◆ Raw data
▽
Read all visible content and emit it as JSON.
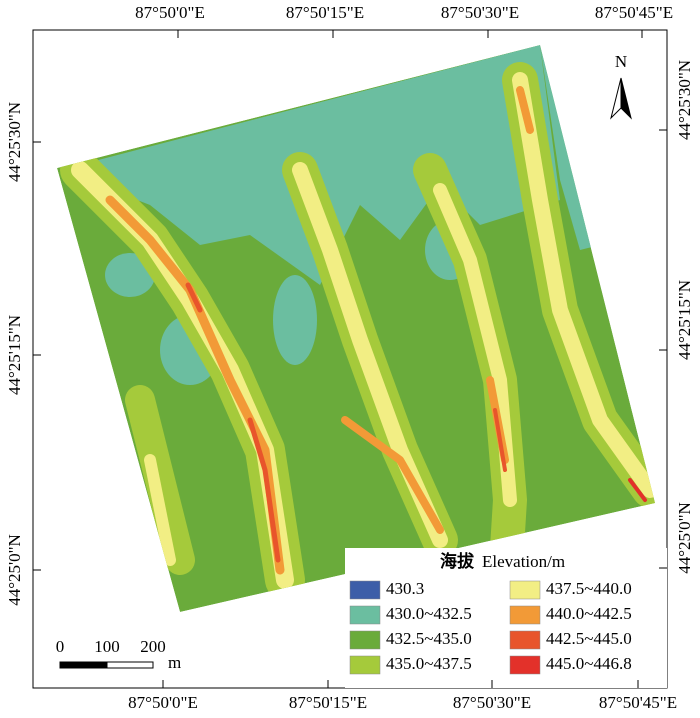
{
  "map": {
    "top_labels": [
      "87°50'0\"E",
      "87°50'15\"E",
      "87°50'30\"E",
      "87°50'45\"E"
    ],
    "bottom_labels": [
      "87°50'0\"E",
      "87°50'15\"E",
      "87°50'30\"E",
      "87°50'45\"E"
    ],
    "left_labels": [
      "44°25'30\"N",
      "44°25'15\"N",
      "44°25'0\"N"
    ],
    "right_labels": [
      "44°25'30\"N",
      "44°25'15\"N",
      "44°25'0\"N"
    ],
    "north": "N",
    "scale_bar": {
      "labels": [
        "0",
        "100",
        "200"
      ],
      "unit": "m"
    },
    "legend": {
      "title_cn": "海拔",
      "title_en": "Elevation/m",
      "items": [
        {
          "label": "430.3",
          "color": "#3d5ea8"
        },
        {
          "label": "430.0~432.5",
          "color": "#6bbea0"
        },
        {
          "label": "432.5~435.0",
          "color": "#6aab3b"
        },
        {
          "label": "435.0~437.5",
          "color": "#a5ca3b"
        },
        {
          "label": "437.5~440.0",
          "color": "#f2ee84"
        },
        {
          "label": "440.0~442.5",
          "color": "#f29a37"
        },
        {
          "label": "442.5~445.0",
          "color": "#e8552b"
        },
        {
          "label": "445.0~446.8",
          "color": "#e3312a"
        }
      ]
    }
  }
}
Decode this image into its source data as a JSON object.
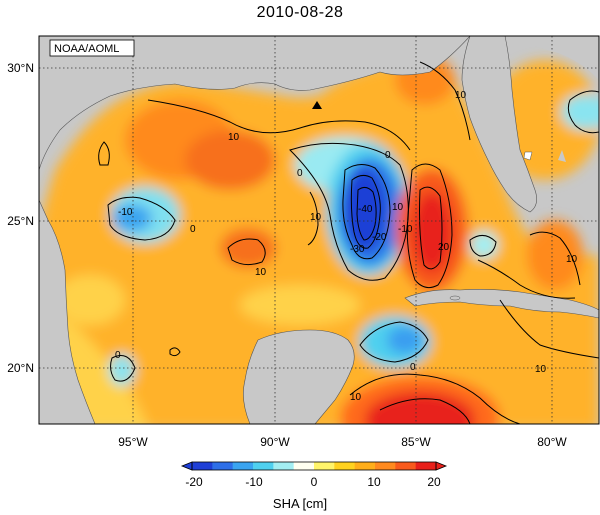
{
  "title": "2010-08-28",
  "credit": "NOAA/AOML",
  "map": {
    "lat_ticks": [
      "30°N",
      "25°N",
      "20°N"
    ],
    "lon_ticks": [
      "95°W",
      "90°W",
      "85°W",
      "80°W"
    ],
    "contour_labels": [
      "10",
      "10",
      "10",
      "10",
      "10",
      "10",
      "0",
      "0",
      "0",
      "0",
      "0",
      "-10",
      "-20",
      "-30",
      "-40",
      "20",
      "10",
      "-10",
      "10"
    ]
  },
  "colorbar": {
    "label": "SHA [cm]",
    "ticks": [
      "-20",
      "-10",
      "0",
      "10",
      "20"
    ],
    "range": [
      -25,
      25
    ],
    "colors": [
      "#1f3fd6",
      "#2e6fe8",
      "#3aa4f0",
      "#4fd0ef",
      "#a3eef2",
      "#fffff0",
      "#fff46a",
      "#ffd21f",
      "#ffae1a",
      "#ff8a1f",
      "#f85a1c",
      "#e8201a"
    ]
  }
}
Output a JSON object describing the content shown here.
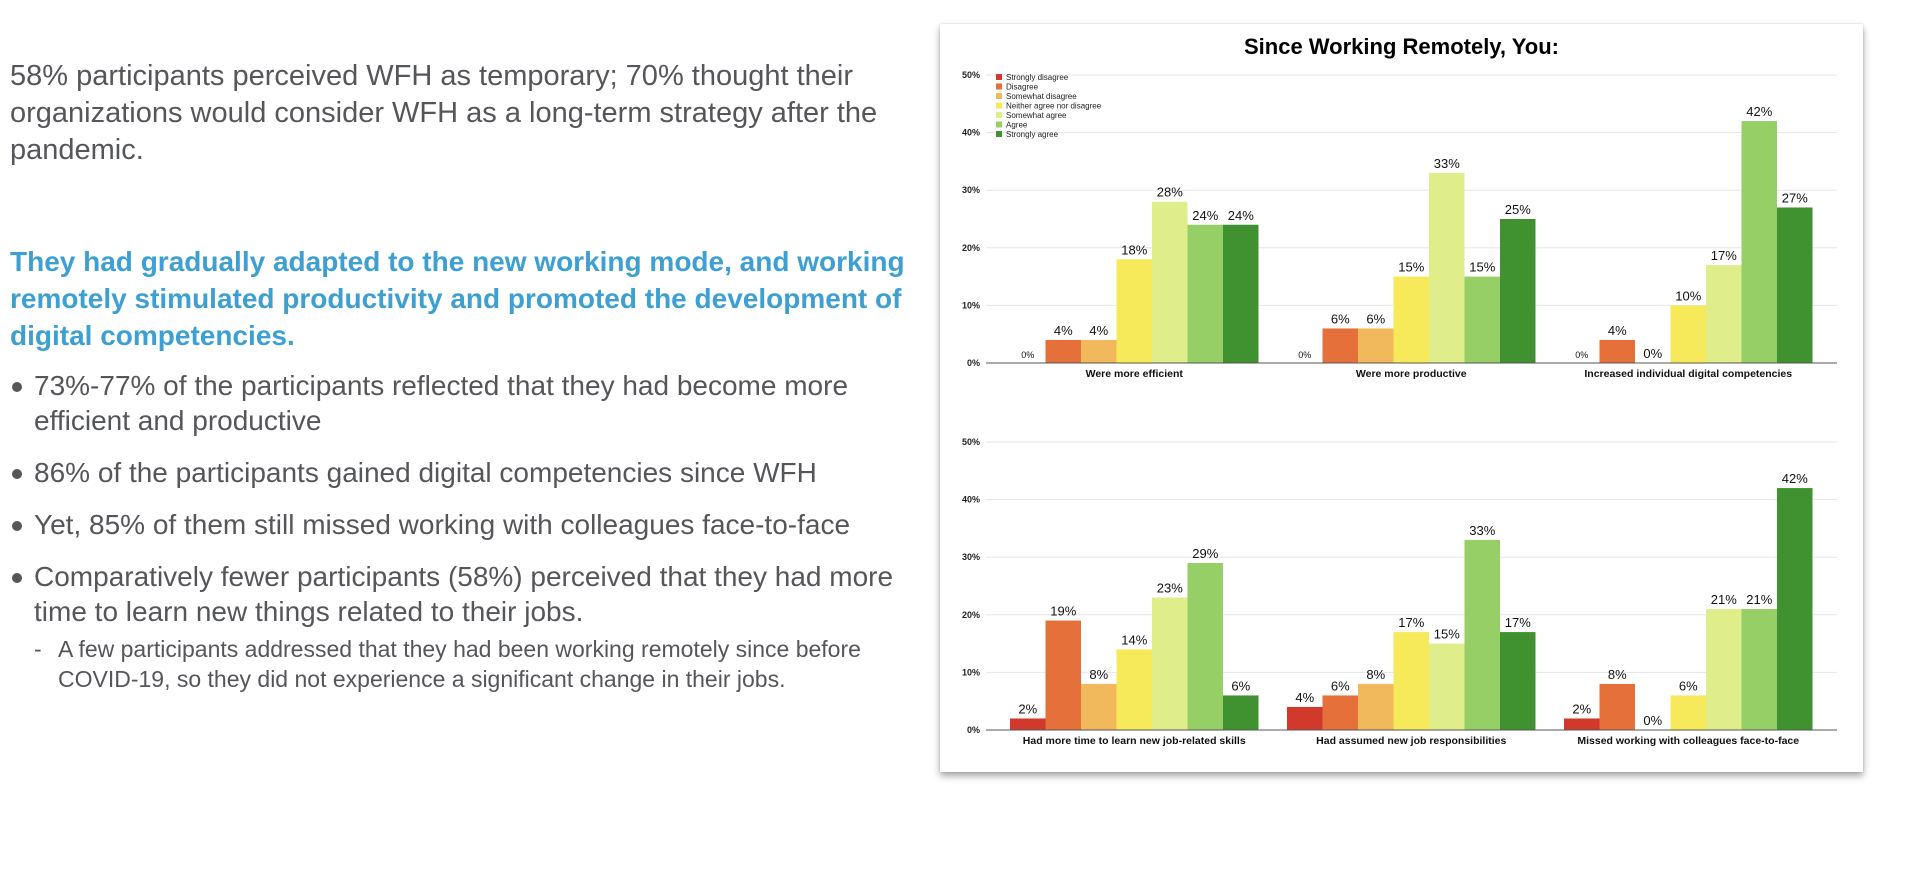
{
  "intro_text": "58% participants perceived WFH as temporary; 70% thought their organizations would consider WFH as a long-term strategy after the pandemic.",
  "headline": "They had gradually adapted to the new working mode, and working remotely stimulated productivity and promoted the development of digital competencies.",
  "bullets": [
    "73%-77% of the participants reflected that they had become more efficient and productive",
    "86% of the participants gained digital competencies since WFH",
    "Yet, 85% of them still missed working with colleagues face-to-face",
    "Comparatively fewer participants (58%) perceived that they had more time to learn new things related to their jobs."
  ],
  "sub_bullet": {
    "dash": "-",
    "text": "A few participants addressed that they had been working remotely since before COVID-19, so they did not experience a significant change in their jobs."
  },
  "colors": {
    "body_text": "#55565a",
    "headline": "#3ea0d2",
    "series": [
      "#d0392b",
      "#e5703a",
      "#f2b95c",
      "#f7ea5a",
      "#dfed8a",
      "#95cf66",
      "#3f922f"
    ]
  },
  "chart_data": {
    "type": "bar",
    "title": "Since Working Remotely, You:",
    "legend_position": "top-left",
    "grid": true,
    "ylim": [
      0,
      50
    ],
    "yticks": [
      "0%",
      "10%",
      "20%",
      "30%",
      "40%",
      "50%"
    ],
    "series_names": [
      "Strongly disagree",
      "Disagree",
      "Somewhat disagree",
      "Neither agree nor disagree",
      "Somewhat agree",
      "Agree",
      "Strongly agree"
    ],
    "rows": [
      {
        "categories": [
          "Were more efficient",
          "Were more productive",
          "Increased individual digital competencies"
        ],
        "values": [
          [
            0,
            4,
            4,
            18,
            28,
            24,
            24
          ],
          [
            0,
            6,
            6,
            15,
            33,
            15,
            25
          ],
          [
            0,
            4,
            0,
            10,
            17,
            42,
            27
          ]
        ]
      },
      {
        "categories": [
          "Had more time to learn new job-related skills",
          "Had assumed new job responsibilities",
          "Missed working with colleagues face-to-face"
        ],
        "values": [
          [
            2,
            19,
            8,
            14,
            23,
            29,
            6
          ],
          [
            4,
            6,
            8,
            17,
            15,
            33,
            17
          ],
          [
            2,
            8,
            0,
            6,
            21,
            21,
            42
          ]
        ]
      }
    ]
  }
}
△
◆ To do
Make an exact copy of all the material, but keep the pictures out of it.

◆ Written response
Read all visible content and emit it as JSON.
{
  "map": {
    "top_labels": [
      "87°50'0\"E",
      "87°50'15\"E",
      "87°50'30\"E",
      "87°50'45\"E"
    ],
    "bottom_labels": [
      "87°50'0\"E",
      "87°50'15\"E",
      "87°50'30\"E",
      "87°50'45\"E"
    ],
    "left_labels": [
      "44°25'30\"N",
      "44°25'15\"N",
      "44°25'0\"N"
    ],
    "right_labels": [
      "44°25'30\"N",
      "44°25'15\"N",
      "44°25'0\"N"
    ],
    "north": "N",
    "scale_bar": {
      "labels": [
        "0",
        "100",
        "200"
      ],
      "unit": "m"
    },
    "legend": {
      "title_cn": "海拔",
      "title_en": "Elevation/m",
      "items": [
        {
          "label": "430.3",
          "color": "#3d5ea8"
        },
        {
          "label": "430.0~432.5",
          "color": "#6bbea0"
        },
        {
          "label": "432.5~435.0",
          "color": "#6aab3b"
        },
        {
          "label": "435.0~437.5",
          "color": "#a5ca3b"
        },
        {
          "label": "437.5~440.0",
          "color": "#f2ee84"
        },
        {
          "label": "440.0~442.5",
          "color": "#f29a37"
        },
        {
          "label": "442.5~445.0",
          "color": "#e8552b"
        },
        {
          "label": "445.0~446.8",
          "color": "#e3312a"
        }
      ]
    }
  }
}
Decode this image into its source data as a JSON object.
{
  "title": "2010-08-28",
  "credit": "NOAA/AOML",
  "map": {
    "lat_ticks": [
      "30°N",
      "25°N",
      "20°N"
    ],
    "lon_ticks": [
      "95°W",
      "90°W",
      "85°W",
      "80°W"
    ],
    "contour_labels": [
      "10",
      "10",
      "10",
      "10",
      "10",
      "10",
      "0",
      "0",
      "0",
      "0",
      "0",
      "-10",
      "-20",
      "-30",
      "-40",
      "20",
      "10",
      "-10",
      "10"
    ]
  },
  "colorbar": {
    "label": "SHA [cm]",
    "ticks": [
      "-20",
      "-10",
      "0",
      "10",
      "20"
    ],
    "range": [
      -25,
      25
    ],
    "colors": [
      "#1f3fd6",
      "#2e6fe8",
      "#3aa4f0",
      "#4fd0ef",
      "#a3eef2",
      "#fffff0",
      "#fff46a",
      "#ffd21f",
      "#ffae1a",
      "#ff8a1f",
      "#f85a1c",
      "#e8201a"
    ]
  }
}
Output a JSON object describing the content shown here.
{
  "intro_text": "58% participants perceived WFH as temporary; 70% thought their organizations would consider WFH as a long-term strategy after the pandemic.",
  "headline": "They had gradually adapted to the new working mode, and working remotely stimulated productivity and promoted the development of digital competencies.",
  "bullets": [
    "73%-77% of the participants reflected that they had become more efficient and productive",
    "86% of the participants gained digital competencies since WFH",
    "Yet, 85% of them still missed working with colleagues face-to-face",
    "Comparatively fewer participants (58%) perceived that they had more time to learn new things related to their jobs."
  ],
  "sub_bullet": {
    "dash": "-",
    "text": "A few participants addressed that they had been working remotely since before COVID-19, so they did not experience a significant change in their jobs."
  },
  "colors": {
    "body_text": "#55565a",
    "headline": "#3ea0d2",
    "series": [
      "#d0392b",
      "#e5703a",
      "#f2b95c",
      "#f7ea5a",
      "#dfed8a",
      "#95cf66",
      "#3f922f"
    ]
  },
  "chart_data": {
    "type": "bar",
    "title": "Since Working Remotely, You:",
    "legend_position": "top-left",
    "grid": true,
    "ylim": [
      0,
      50
    ],
    "yticks": [
      "0%",
      "10%",
      "20%",
      "30%",
      "40%",
      "50%"
    ],
    "series_names": [
      "Strongly disagree",
      "Disagree",
      "Somewhat disagree",
      "Neither agree nor disagree",
      "Somewhat agree",
      "Agree",
      "Strongly agree"
    ],
    "rows": [
      {
        "categories": [
          "Were more efficient",
          "Were more productive",
          "Increased individual digital competencies"
        ],
        "values": [
          [
            0,
            4,
            4,
            18,
            28,
            24,
            24
          ],
          [
            0,
            6,
            6,
            15,
            33,
            15,
            25
          ],
          [
            0,
            4,
            0,
            10,
            17,
            42,
            27
          ]
        ]
      },
      {
        "categories": [
          "Had more time to learn new job-related skills",
          "Had assumed new job responsibilities",
          "Missed working with colleagues face-to-face"
        ],
        "values": [
          [
            2,
            19,
            8,
            14,
            23,
            29,
            6
          ],
          [
            4,
            6,
            8,
            17,
            15,
            33,
            17
          ],
          [
            2,
            8,
            0,
            6,
            21,
            21,
            42
          ]
        ]
      }
    ]
  }
}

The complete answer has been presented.